____ Given data
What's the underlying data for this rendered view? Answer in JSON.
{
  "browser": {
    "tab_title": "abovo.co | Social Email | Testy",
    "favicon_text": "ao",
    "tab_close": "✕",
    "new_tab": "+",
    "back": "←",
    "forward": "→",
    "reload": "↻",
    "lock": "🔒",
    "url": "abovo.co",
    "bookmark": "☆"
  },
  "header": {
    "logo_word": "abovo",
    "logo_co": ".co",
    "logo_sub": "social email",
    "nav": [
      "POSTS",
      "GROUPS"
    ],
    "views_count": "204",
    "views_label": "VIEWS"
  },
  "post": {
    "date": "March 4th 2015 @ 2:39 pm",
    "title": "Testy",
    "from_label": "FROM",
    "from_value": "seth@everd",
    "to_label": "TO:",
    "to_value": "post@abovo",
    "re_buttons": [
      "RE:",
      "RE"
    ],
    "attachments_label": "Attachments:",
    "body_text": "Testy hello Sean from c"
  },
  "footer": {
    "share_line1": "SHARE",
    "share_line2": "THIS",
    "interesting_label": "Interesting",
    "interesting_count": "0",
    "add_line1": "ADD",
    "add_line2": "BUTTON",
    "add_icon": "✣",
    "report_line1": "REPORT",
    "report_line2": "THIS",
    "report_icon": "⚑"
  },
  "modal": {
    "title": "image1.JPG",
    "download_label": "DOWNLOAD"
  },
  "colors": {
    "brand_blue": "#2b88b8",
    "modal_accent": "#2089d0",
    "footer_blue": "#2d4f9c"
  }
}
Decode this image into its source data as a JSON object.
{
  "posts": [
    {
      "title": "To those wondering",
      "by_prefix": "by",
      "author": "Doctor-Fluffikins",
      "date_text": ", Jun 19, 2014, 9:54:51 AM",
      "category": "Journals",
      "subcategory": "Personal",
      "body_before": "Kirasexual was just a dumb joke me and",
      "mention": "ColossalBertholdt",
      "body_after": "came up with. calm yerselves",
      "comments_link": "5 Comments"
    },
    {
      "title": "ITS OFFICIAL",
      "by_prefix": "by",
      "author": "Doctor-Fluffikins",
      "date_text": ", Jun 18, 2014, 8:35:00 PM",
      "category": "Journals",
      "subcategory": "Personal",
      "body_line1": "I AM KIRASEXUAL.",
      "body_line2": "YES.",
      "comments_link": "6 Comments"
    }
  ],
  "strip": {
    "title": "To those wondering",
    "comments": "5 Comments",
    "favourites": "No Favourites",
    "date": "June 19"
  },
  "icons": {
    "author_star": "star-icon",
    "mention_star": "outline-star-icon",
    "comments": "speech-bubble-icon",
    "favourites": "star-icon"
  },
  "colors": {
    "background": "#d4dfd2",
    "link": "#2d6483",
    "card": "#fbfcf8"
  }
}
________
* **What to produce**:
Extract the data in full. Keep it word for word.

* **The completed task**:
What's the underlying data for this rendered view? Answer in JSON.
{
  "browser": {
    "tab_title": "abovo.co | Social Email | Testy",
    "favicon_text": "ao",
    "tab_close": "✕",
    "new_tab": "+",
    "back": "←",
    "forward": "→",
    "reload": "↻",
    "lock": "🔒",
    "url": "abovo.co",
    "bookmark": "☆"
  },
  "header": {
    "logo_word": "abovo",
    "logo_co": ".co",
    "logo_sub": "social email",
    "nav": [
      "POSTS",
      "GROUPS"
    ],
    "views_count": "204",
    "views_label": "VIEWS"
  },
  "post": {
    "date": "March 4th 2015 @ 2:39 pm",
    "title": "Testy",
    "from_label": "FROM",
    "from_value": "seth@everd",
    "to_label": "TO:",
    "to_value": "post@abovo",
    "re_buttons": [
      "RE:",
      "RE"
    ],
    "attachments_label": "Attachments:",
    "body_text": "Testy hello Sean from c"
  },
  "footer": {
    "share_line1": "SHARE",
    "share_line2": "THIS",
    "interesting_label": "Interesting",
    "interesting_count": "0",
    "add_line1": "ADD",
    "add_line2": "BUTTON",
    "add_icon": "✣",
    "report_line1": "REPORT",
    "report_line2": "THIS",
    "report_icon": "⚑"
  },
  "modal": {
    "title": "image1.JPG",
    "download_label": "DOWNLOAD"
  },
  "colors": {
    "brand_blue": "#2b88b8",
    "modal_accent": "#2089d0",
    "footer_blue": "#2d4f9c"
  }
}
Decode this image into its source data as a JSON object.
{
  "posts": [
    {
      "title": "To those wondering",
      "by_prefix": "by",
      "author": "Doctor-Fluffikins",
      "date_text": ", Jun 19, 2014, 9:54:51 AM",
      "category": "Journals",
      "subcategory": "Personal",
      "body_before": "Kirasexual was just a dumb joke me and",
      "mention": "ColossalBertholdt",
      "body_after": "came up with. calm yerselves",
      "comments_link": "5 Comments"
    },
    {
      "title": "ITS OFFICIAL",
      "by_prefix": "by",
      "author": "Doctor-Fluffikins",
      "date_text": ", Jun 18, 2014, 8:35:00 PM",
      "category": "Journals",
      "subcategory": "Personal",
      "body_line1": "I AM KIRASEXUAL.",
      "body_line2": "YES.",
      "comments_link": "6 Comments"
    }
  ],
  "strip": {
    "title": "To those wondering",
    "comments": "5 Comments",
    "favourites": "No Favourites",
    "date": "June 19"
  },
  "icons": {
    "author_star": "star-icon",
    "mention_star": "outline-star-icon",
    "comments": "speech-bubble-icon",
    "favourites": "star-icon"
  },
  "colors": {
    "background": "#d4dfd2",
    "link": "#2d6483",
    "card": "#fbfcf8"
  }
}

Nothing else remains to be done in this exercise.